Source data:
Begin
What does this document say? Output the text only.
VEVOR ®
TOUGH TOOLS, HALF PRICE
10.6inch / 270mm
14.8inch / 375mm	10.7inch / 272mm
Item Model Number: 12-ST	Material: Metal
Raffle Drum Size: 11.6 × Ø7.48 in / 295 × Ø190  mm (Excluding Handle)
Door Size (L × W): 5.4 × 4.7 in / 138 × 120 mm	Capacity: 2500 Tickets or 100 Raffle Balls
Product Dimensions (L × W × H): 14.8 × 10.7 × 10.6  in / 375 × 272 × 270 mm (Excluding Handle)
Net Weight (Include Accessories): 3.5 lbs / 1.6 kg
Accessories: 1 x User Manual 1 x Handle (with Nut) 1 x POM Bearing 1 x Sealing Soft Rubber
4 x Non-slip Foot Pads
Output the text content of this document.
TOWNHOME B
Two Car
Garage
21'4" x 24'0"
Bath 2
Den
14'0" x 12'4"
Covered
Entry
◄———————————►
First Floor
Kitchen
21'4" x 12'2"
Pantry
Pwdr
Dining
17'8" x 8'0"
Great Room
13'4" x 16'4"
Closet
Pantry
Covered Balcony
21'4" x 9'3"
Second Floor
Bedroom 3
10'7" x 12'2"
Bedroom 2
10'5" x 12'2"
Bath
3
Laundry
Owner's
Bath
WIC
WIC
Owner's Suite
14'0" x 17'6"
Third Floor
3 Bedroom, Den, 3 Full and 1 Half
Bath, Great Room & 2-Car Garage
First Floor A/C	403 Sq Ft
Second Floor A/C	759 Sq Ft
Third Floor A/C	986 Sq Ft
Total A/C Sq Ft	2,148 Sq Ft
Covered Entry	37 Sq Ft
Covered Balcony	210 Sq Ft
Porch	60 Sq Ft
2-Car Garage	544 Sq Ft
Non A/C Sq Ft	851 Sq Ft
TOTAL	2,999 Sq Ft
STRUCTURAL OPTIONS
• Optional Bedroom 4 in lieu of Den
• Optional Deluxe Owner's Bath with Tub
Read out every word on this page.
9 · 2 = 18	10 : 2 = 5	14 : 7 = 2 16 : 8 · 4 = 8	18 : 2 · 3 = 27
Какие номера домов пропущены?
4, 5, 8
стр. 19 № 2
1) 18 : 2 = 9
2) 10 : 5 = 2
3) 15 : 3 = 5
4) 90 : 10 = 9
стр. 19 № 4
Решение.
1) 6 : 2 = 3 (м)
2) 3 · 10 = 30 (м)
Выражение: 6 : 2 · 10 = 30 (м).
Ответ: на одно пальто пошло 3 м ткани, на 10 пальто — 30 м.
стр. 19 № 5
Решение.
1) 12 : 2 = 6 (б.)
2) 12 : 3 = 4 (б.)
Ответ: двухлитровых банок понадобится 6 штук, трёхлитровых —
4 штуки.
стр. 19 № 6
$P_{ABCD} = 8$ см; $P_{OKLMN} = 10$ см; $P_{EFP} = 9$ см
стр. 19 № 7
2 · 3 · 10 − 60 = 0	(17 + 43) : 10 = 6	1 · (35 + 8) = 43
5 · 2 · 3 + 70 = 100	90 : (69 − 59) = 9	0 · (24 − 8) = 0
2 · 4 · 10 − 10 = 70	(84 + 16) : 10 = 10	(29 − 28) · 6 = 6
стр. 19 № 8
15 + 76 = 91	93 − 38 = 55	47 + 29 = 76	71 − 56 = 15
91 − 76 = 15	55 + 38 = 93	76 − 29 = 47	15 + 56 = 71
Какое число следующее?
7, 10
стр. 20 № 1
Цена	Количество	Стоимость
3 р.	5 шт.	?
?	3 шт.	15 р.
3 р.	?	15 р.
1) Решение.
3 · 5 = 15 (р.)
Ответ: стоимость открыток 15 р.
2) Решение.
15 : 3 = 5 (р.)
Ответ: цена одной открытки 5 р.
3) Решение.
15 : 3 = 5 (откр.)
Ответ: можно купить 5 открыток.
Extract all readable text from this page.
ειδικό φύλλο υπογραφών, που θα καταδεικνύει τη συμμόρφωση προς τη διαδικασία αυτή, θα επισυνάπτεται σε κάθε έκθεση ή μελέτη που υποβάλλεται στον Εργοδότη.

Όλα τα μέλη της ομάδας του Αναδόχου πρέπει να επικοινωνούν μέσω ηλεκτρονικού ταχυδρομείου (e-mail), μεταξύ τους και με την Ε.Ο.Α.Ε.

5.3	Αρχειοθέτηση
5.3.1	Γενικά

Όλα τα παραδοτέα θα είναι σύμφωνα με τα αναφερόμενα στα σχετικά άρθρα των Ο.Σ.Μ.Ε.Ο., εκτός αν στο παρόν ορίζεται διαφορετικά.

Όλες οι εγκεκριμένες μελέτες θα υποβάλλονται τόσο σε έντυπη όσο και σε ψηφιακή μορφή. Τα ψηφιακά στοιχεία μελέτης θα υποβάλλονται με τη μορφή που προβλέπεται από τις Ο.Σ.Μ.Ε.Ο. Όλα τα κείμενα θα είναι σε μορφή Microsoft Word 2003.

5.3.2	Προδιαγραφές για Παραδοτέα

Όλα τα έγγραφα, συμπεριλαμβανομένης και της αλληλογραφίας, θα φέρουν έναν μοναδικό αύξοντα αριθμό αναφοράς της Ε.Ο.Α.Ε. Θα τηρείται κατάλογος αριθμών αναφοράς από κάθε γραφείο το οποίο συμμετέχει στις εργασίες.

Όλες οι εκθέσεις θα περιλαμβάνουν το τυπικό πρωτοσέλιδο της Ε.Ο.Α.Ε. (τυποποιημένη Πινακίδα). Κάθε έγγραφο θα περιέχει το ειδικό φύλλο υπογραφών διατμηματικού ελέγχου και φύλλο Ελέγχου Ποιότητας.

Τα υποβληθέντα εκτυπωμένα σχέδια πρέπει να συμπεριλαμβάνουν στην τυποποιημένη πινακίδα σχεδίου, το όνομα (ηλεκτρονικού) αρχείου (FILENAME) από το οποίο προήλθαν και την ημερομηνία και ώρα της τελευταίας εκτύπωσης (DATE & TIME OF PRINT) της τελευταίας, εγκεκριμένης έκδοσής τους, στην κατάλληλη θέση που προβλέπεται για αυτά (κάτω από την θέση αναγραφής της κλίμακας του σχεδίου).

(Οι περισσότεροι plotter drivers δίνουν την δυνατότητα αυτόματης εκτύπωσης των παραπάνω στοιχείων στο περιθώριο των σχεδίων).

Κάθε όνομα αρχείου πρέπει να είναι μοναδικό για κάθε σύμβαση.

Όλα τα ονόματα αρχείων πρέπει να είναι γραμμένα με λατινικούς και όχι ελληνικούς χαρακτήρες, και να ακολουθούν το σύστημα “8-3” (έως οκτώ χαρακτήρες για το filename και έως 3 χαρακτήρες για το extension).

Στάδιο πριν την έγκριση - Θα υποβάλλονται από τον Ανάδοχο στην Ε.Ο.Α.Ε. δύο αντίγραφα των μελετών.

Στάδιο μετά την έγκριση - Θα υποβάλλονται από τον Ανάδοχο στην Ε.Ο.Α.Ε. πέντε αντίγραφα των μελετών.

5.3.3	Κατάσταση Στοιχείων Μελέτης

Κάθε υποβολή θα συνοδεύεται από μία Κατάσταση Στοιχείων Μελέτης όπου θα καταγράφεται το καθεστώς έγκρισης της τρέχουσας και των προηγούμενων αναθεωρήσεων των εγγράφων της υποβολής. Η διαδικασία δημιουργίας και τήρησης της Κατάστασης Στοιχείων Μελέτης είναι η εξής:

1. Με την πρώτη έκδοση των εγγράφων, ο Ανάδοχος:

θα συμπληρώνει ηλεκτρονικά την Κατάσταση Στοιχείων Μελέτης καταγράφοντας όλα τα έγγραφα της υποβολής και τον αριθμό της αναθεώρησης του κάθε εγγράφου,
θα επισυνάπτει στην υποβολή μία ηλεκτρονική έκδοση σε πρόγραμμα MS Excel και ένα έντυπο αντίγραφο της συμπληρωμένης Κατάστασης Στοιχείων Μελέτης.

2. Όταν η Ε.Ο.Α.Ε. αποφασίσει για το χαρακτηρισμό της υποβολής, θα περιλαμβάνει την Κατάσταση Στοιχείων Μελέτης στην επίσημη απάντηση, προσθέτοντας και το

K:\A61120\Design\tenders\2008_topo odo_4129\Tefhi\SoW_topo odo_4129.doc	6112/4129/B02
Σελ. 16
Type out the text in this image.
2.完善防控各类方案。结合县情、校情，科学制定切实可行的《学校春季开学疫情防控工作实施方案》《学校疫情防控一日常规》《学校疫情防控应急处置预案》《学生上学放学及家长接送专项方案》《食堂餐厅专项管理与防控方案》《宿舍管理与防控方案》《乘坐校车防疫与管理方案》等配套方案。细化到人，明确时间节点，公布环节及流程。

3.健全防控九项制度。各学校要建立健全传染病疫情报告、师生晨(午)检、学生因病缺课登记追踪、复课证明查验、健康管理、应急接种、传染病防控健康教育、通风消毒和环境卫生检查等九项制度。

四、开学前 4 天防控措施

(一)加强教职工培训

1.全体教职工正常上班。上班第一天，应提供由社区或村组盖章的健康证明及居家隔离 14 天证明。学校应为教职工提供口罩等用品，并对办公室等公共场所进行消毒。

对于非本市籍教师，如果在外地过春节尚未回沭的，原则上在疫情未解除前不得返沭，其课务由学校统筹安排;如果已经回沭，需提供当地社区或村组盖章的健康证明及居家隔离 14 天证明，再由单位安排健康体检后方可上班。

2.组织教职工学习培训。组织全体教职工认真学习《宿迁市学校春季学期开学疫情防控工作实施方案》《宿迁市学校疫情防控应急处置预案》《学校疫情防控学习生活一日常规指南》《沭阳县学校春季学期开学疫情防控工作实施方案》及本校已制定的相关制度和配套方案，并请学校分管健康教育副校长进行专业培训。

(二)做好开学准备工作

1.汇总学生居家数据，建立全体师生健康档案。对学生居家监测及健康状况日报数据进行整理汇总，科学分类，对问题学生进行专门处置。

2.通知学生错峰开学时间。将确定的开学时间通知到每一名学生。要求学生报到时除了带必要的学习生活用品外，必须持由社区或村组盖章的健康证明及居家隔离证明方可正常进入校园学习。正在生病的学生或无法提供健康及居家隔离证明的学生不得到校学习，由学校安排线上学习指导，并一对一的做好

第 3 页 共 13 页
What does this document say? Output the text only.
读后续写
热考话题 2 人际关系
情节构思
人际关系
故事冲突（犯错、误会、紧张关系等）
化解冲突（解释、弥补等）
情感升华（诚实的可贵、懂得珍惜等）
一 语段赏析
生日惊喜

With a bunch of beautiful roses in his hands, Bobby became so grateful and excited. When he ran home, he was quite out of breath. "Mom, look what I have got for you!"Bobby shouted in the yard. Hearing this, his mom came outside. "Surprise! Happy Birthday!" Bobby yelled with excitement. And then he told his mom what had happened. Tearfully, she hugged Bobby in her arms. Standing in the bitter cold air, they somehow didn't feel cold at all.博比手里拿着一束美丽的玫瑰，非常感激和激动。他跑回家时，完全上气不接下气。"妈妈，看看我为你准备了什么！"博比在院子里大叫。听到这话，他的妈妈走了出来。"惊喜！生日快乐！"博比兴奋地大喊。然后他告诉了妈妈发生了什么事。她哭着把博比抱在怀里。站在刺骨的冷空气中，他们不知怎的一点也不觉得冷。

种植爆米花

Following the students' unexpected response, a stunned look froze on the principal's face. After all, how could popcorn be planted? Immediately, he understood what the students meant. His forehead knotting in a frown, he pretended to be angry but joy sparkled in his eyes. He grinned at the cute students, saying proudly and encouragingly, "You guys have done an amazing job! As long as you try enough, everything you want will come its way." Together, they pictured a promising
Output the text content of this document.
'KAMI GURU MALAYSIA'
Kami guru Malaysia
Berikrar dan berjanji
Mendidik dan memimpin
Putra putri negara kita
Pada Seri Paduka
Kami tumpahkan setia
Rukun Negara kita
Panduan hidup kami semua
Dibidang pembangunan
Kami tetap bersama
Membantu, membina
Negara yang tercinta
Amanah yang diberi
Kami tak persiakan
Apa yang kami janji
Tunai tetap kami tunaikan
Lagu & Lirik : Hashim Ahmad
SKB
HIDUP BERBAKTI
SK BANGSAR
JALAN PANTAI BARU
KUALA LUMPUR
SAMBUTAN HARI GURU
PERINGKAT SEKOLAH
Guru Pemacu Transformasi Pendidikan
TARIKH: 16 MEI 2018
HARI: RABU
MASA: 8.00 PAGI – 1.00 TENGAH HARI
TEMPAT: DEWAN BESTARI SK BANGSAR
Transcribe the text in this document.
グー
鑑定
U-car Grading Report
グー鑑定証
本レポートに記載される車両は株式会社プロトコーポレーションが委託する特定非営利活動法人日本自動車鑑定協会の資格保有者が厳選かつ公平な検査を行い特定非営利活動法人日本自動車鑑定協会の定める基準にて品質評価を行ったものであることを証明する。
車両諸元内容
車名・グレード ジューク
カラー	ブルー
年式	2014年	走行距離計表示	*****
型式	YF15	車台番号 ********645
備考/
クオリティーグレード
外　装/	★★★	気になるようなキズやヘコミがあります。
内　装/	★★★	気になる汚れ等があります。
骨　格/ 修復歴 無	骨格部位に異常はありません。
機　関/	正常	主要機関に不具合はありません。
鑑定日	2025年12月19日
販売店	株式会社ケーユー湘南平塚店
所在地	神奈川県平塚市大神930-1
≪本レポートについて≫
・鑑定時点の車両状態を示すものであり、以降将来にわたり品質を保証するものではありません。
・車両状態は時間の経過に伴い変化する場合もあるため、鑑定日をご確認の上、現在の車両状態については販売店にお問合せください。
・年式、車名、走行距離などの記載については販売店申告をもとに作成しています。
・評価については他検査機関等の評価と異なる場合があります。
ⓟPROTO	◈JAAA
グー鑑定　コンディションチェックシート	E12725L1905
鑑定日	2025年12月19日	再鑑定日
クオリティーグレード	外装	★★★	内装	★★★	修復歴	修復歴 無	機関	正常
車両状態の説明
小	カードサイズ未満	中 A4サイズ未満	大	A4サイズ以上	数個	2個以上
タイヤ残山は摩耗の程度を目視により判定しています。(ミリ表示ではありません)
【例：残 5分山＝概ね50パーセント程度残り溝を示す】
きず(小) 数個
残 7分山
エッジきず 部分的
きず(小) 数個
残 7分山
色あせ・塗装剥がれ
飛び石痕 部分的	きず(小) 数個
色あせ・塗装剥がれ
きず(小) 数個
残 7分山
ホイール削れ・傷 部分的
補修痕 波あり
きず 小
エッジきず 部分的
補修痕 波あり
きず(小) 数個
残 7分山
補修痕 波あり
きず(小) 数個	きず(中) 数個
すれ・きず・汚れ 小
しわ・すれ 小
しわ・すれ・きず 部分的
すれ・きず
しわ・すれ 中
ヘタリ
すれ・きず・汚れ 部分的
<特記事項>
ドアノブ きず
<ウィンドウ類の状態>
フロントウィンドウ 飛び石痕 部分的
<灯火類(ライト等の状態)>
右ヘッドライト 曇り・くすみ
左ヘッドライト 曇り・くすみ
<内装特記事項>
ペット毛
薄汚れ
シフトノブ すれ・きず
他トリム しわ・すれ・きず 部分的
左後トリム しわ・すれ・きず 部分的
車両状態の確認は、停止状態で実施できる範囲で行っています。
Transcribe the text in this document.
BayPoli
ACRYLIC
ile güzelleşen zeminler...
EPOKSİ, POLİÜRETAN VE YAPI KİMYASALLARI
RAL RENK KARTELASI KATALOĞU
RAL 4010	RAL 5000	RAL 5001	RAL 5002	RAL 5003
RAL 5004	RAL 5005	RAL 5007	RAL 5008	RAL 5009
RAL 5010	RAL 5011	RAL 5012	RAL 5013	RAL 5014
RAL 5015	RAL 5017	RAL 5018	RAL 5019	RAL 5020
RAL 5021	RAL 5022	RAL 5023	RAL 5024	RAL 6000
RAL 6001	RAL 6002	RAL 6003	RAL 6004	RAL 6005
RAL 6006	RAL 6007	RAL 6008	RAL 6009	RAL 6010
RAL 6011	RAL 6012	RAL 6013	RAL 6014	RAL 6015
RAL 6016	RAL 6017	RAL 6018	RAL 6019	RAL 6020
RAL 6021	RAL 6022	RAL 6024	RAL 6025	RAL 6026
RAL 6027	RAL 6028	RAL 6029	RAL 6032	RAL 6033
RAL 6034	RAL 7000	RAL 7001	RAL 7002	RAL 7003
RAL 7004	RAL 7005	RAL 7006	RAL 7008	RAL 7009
End
Your objective: Show every line where the string "page" appears.

Finished exercise:
Read out every word on this page.
Extract all readable text from this page.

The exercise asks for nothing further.